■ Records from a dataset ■
+++++
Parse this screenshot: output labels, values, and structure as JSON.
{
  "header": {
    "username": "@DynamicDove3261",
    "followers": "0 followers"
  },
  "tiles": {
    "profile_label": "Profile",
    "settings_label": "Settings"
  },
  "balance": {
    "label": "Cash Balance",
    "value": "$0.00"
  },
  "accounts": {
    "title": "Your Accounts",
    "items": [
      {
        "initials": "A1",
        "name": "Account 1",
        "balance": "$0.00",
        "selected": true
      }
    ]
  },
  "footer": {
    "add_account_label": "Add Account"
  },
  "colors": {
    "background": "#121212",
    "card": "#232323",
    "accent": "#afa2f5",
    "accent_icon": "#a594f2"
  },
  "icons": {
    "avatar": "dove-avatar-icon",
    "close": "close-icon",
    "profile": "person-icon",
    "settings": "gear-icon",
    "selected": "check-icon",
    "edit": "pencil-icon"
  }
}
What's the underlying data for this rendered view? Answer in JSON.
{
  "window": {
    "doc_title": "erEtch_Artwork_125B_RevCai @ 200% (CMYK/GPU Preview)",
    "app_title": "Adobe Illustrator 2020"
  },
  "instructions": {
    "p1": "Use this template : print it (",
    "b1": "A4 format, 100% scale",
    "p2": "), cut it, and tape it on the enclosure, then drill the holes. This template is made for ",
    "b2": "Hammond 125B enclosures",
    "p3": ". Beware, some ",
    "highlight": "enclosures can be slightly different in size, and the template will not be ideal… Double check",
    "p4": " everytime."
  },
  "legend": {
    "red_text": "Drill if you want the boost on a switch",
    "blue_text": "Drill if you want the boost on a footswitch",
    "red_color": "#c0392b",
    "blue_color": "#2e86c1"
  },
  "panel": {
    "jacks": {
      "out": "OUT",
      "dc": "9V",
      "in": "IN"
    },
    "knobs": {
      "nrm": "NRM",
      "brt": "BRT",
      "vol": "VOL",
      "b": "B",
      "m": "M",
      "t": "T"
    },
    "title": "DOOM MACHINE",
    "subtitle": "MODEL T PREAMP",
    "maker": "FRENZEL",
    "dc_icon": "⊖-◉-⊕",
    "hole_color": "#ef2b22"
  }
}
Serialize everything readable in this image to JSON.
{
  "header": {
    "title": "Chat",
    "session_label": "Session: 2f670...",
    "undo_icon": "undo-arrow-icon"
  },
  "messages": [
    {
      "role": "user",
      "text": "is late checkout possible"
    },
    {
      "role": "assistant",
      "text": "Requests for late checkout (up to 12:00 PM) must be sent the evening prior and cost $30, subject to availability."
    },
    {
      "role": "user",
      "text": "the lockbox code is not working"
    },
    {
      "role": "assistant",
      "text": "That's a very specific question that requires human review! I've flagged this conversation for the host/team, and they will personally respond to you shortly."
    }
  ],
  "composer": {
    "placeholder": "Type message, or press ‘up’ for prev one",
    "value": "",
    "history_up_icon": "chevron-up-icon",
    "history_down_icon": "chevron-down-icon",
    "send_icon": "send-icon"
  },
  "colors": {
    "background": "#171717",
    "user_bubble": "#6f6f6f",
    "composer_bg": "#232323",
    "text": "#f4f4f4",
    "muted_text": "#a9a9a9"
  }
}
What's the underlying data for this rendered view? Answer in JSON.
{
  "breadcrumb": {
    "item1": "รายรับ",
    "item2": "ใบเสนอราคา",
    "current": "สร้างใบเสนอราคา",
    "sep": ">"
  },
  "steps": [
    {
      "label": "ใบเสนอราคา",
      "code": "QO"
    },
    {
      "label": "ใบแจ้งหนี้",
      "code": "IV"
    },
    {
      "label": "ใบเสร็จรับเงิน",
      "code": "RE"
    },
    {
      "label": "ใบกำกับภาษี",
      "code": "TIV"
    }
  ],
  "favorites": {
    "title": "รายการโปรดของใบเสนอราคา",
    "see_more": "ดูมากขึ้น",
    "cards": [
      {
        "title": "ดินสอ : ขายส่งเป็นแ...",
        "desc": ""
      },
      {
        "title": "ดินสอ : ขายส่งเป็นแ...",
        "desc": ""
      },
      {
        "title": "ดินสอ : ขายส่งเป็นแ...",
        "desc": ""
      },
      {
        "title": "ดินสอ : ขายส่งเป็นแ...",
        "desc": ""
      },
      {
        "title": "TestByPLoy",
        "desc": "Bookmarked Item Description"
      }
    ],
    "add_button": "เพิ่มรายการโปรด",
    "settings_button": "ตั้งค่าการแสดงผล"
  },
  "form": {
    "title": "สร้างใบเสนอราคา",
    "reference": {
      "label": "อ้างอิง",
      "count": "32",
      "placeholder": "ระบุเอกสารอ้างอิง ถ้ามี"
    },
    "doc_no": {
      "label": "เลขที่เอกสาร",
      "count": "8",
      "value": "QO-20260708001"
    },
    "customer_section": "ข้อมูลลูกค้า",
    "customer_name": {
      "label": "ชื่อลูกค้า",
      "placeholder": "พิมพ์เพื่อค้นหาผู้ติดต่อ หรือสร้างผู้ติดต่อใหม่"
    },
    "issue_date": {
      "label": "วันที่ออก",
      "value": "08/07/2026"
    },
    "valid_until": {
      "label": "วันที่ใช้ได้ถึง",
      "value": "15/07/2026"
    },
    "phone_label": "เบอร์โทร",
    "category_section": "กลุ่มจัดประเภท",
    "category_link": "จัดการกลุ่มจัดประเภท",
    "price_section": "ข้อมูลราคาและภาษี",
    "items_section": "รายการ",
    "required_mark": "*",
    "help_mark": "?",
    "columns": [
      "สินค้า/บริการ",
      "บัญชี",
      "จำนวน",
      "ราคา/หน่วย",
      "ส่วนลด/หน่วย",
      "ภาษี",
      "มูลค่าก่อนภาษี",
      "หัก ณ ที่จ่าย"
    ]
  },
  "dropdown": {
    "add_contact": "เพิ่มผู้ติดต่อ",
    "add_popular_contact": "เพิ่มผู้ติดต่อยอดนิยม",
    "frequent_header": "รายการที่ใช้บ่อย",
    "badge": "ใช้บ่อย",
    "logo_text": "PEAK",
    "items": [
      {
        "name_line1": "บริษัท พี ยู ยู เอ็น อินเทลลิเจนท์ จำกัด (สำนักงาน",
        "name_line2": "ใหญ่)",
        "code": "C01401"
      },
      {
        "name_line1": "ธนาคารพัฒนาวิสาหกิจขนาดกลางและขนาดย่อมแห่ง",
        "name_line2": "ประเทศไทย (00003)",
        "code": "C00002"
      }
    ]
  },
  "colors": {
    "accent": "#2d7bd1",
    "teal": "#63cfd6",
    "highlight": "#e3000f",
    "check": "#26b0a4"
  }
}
+++++
Copy all data exactly, start to finish.

Parse this screenshot: output labels, values, and structure as JSON.
{
  "header": {
    "username": "@DynamicDove3261",
    "followers": "0 followers"
  },
  "tiles": {
    "profile_label": "Profile",
    "settings_label": "Settings"
  },
  "balance": {
    "label": "Cash Balance",
    "value": "$0.00"
  },
  "accounts": {
    "title": "Your Accounts",
    "items": [
      {
        "initials": "A1",
        "name": "Account 1",
        "balance": "$0.00",
        "selected": true
      }
    ]
  },
  "footer": {
    "add_account_label": "Add Account"
  },
  "colors": {
    "background": "#121212",
    "card": "#232323",
    "accent": "#afa2f5",
    "accent_icon": "#a594f2"
  },
  "icons": {
    "avatar": "dove-avatar-icon",
    "close": "close-icon",
    "profile": "person-icon",
    "settings": "gear-icon",
    "selected": "check-icon",
    "edit": "pencil-icon"
  }
}
What's the underlying data for this rendered view? Answer in JSON.
{
  "window": {
    "doc_title": "erEtch_Artwork_125B_RevCai @ 200% (CMYK/GPU Preview)",
    "app_title": "Adobe Illustrator 2020"
  },
  "instructions": {
    "p1": "Use this template : print it (",
    "b1": "A4 format, 100% scale",
    "p2": "), cut it, and tape it on the enclosure, then drill the holes. This template is made for ",
    "b2": "Hammond 125B enclosures",
    "p3": ". Beware, some ",
    "highlight": "enclosures can be slightly different in size, and the template will not be ideal… Double check",
    "p4": " everytime."
  },
  "legend": {
    "red_text": "Drill if you want the boost on a switch",
    "blue_text": "Drill if you want the boost on a footswitch",
    "red_color": "#c0392b",
    "blue_color": "#2e86c1"
  },
  "panel": {
    "jacks": {
      "out": "OUT",
      "dc": "9V",
      "in": "IN"
    },
    "knobs": {
      "nrm": "NRM",
      "brt": "BRT",
      "vol": "VOL",
      "b": "B",
      "m": "M",
      "t": "T"
    },
    "title": "DOOM MACHINE",
    "subtitle": "MODEL T PREAMP",
    "maker": "FRENZEL",
    "dc_icon": "⊖-◉-⊕",
    "hole_color": "#ef2b22"
  }
}
Serialize everything readable in this image to JSON.
{
  "header": {
    "title": "Chat",
    "session_label": "Session: 2f670...",
    "undo_icon": "undo-arrow-icon"
  },
  "messages": [
    {
      "role": "user",
      "text": "is late checkout possible"
    },
    {
      "role": "assistant",
      "text": "Requests for late checkout (up to 12:00 PM) must be sent the evening prior and cost $30, subject to availability."
    },
    {
      "role": "user",
      "text": "the lockbox code is not working"
    },
    {
      "role": "assistant",
      "text": "That's a very specific question that requires human review! I've flagged this conversation for the host/team, and they will personally respond to you shortly."
    }
  ],
  "composer": {
    "placeholder": "Type message, or press ‘up’ for prev one",
    "value": "",
    "history_up_icon": "chevron-up-icon",
    "history_down_icon": "chevron-down-icon",
    "send_icon": "send-icon"
  },
  "colors": {
    "background": "#171717",
    "user_bubble": "#6f6f6f",
    "composer_bg": "#232323",
    "text": "#f4f4f4",
    "muted_text": "#a9a9a9"
  }
}
What's the underlying data for this rendered view? Answer in JSON.
{
  "breadcrumb": {
    "item1": "รายรับ",
    "item2": "ใบเสนอราคา",
    "current": "สร้างใบเสนอราคา",
    "sep": ">"
  },
  "steps": [
    {
      "label": "ใบเสนอราคา",
      "code": "QO"
    },
    {
      "label": "ใบแจ้งหนี้",
      "code": "IV"
    },
    {
      "label": "ใบเสร็จรับเงิน",
      "code": "RE"
    },
    {
      "label": "ใบกำกับภาษี",
      "code": "TIV"
    }
  ],
  "favorites": {
    "title": "รายการโปรดของใบเสนอราคา",
    "see_more": "ดูมากขึ้น",
    "cards": [
      {
        "title": "ดินสอ : ขายส่งเป็นแ...",
        "desc": ""
      },
      {
        "title": "ดินสอ : ขายส่งเป็นแ...",
        "desc": ""
      },
      {
        "title": "ดินสอ : ขายส่งเป็นแ...",
        "desc": ""
      },
      {
        "title": "ดินสอ : ขายส่งเป็นแ...",
        "desc": ""
      },
      {
        "title": "TestByPLoy",
        "desc": "Bookmarked Item Description"
      }
    ],
    "add_button": "เพิ่มรายการโปรด",
    "settings_button": "ตั้งค่าการแสดงผล"
  },
  "form": {
    "title": "สร้างใบเสนอราคา",
    "reference": {
      "label": "อ้างอิง",
      "count": "32",
      "placeholder": "ระบุเอกสารอ้างอิง ถ้ามี"
    },
    "doc_no": {
      "label": "เลขที่เอกสาร",
      "count": "8",
      "value": "QO-20260708001"
    },
    "customer_section": "ข้อมูลลูกค้า",
    "customer_name": {
      "label": "ชื่อลูกค้า",
      "placeholder": "พิมพ์เพื่อค้นหาผู้ติดต่อ หรือสร้างผู้ติดต่อใหม่"
    },
    "issue_date": {
      "label": "วันที่ออก",
      "value": "08/07/2026"
    },
    "valid_until": {
      "label": "วันที่ใช้ได้ถึง",
      "value": "15/07/2026"
    },
    "phone_label": "เบอร์โทร",
    "category_section": "กลุ่มจัดประเภท",
    "category_link": "จัดการกลุ่มจัดประเภท",
    "price_section": "ข้อมูลราคาและภาษี",
    "items_section": "รายการ",
    "required_mark": "*",
    "help_mark": "?",
    "columns": [
      "สินค้า/บริการ",
      "บัญชี",
      "จำนวน",
      "ราคา/หน่วย",
      "ส่วนลด/หน่วย",
      "ภาษี",
      "มูลค่าก่อนภาษี",
      "หัก ณ ที่จ่าย"
    ]
  },
  "dropdown": {
    "add_contact": "เพิ่มผู้ติดต่อ",
    "add_popular_contact": "เพิ่มผู้ติดต่อยอดนิยม",
    "frequent_header": "รายการที่ใช้บ่อย",
    "badge": "ใช้บ่อย",
    "logo_text": "PEAK",
    "items": [
      {
        "name_line1": "บริษัท พี ยู ยู เอ็น อินเทลลิเจนท์ จำกัด (สำนักงาน",
        "name_line2": "ใหญ่)",
        "code": "C01401"
      },
      {
        "name_line1": "ธนาคารพัฒนาวิสาหกิจขนาดกลางและขนาดย่อมแห่ง",
        "name_line2": "ประเทศไทย (00003)",
        "code": "C00002"
      }
    ]
  },
  "colors": {
    "accent": "#2d7bd1",
    "teal": "#63cfd6",
    "highlight": "#e3000f",
    "check": "#26b0a4"
  }
}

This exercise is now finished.